Source records:

▶

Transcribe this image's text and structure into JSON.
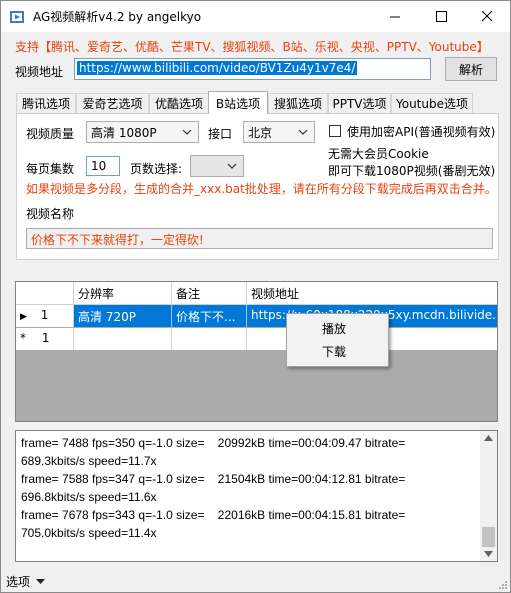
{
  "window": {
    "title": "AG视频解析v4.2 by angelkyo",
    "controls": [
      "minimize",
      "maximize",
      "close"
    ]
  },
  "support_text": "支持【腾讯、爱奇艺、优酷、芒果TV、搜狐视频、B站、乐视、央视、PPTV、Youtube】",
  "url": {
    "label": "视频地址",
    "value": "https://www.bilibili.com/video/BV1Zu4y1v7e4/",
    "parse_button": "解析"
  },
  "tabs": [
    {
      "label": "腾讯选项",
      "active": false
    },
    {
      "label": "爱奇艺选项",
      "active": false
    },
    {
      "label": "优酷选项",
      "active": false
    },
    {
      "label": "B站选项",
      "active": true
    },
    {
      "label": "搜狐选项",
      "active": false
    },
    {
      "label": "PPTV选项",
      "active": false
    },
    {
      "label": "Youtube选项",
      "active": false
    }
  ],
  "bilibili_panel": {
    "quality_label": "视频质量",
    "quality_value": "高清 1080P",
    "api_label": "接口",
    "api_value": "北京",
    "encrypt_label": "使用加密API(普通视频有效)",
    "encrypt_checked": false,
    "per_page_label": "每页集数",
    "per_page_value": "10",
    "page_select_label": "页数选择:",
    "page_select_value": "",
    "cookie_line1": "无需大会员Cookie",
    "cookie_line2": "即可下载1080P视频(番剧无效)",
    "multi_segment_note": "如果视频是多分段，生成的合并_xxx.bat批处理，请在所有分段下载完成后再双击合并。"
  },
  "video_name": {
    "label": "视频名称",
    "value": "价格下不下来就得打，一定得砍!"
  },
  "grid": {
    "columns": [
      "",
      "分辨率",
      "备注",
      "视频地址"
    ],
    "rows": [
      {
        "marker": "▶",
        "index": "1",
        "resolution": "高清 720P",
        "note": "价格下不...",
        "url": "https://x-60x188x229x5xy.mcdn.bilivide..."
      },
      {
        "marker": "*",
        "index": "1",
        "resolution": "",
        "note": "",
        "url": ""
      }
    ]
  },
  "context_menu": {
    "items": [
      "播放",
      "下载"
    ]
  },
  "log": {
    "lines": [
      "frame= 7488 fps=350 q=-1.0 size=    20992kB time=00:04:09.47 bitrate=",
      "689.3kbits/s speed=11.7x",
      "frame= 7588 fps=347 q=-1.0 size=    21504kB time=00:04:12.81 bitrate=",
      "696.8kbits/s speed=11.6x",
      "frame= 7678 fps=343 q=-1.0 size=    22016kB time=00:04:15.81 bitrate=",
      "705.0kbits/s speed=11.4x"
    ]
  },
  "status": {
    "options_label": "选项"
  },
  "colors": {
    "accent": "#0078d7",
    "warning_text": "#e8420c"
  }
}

◀

Directive:
Retype the whole listing, keeping every line identical and omitting all pictures.

Written reply:
Transcribe this image's text and structure into JSON.
{
  "window": {
    "title": "AG视频解析v4.2 by angelkyo",
    "controls": [
      "minimize",
      "maximize",
      "close"
    ]
  },
  "support_text": "支持【腾讯、爱奇艺、优酷、芒果TV、搜狐视频、B站、乐视、央视、PPTV、Youtube】",
  "url": {
    "label": "视频地址",
    "value": "https://www.bilibili.com/video/BV1Zu4y1v7e4/",
    "parse_button": "解析"
  },
  "tabs": [
    {
      "label": "腾讯选项",
      "active": false
    },
    {
      "label": "爱奇艺选项",
      "active": false
    },
    {
      "label": "优酷选项",
      "active": false
    },
    {
      "label": "B站选项",
      "active": true
    },
    {
      "label": "搜狐选项",
      "active": false
    },
    {
      "label": "PPTV选项",
      "active": false
    },
    {
      "label": "Youtube选项",
      "active": false
    }
  ],
  "bilibili_panel": {
    "quality_label": "视频质量",
    "quality_value": "高清 1080P",
    "api_label": "接口",
    "api_value": "北京",
    "encrypt_label": "使用加密API(普通视频有效)",
    "encrypt_checked": false,
    "per_page_label": "每页集数",
    "per_page_value": "10",
    "page_select_label": "页数选择:",
    "page_select_value": "",
    "cookie_line1": "无需大会员Cookie",
    "cookie_line2": "即可下载1080P视频(番剧无效)",
    "multi_segment_note": "如果视频是多分段，生成的合并_xxx.bat批处理，请在所有分段下载完成后再双击合并。"
  },
  "video_name": {
    "label": "视频名称",
    "value": "价格下不下来就得打，一定得砍!"
  },
  "grid": {
    "columns": [
      "",
      "分辨率",
      "备注",
      "视频地址"
    ],
    "rows": [
      {
        "marker": "▶",
        "index": "1",
        "resolution": "高清 720P",
        "note": "价格下不...",
        "url": "https://x-60x188x229x5xy.mcdn.bilivide..."
      },
      {
        "marker": "*",
        "index": "1",
        "resolution": "",
        "note": "",
        "url": ""
      }
    ]
  },
  "context_menu": {
    "items": [
      "播放",
      "下载"
    ]
  },
  "log": {
    "lines": [
      "frame= 7488 fps=350 q=-1.0 size=    20992kB time=00:04:09.47 bitrate=",
      "689.3kbits/s speed=11.7x",
      "frame= 7588 fps=347 q=-1.0 size=    21504kB time=00:04:12.81 bitrate=",
      "696.8kbits/s speed=11.6x",
      "frame= 7678 fps=343 q=-1.0 size=    22016kB time=00:04:15.81 bitrate=",
      "705.0kbits/s speed=11.4x"
    ]
  },
  "status": {
    "options_label": "选项"
  },
  "colors": {
    "accent": "#0078d7",
    "warning_text": "#e8420c"
  }
}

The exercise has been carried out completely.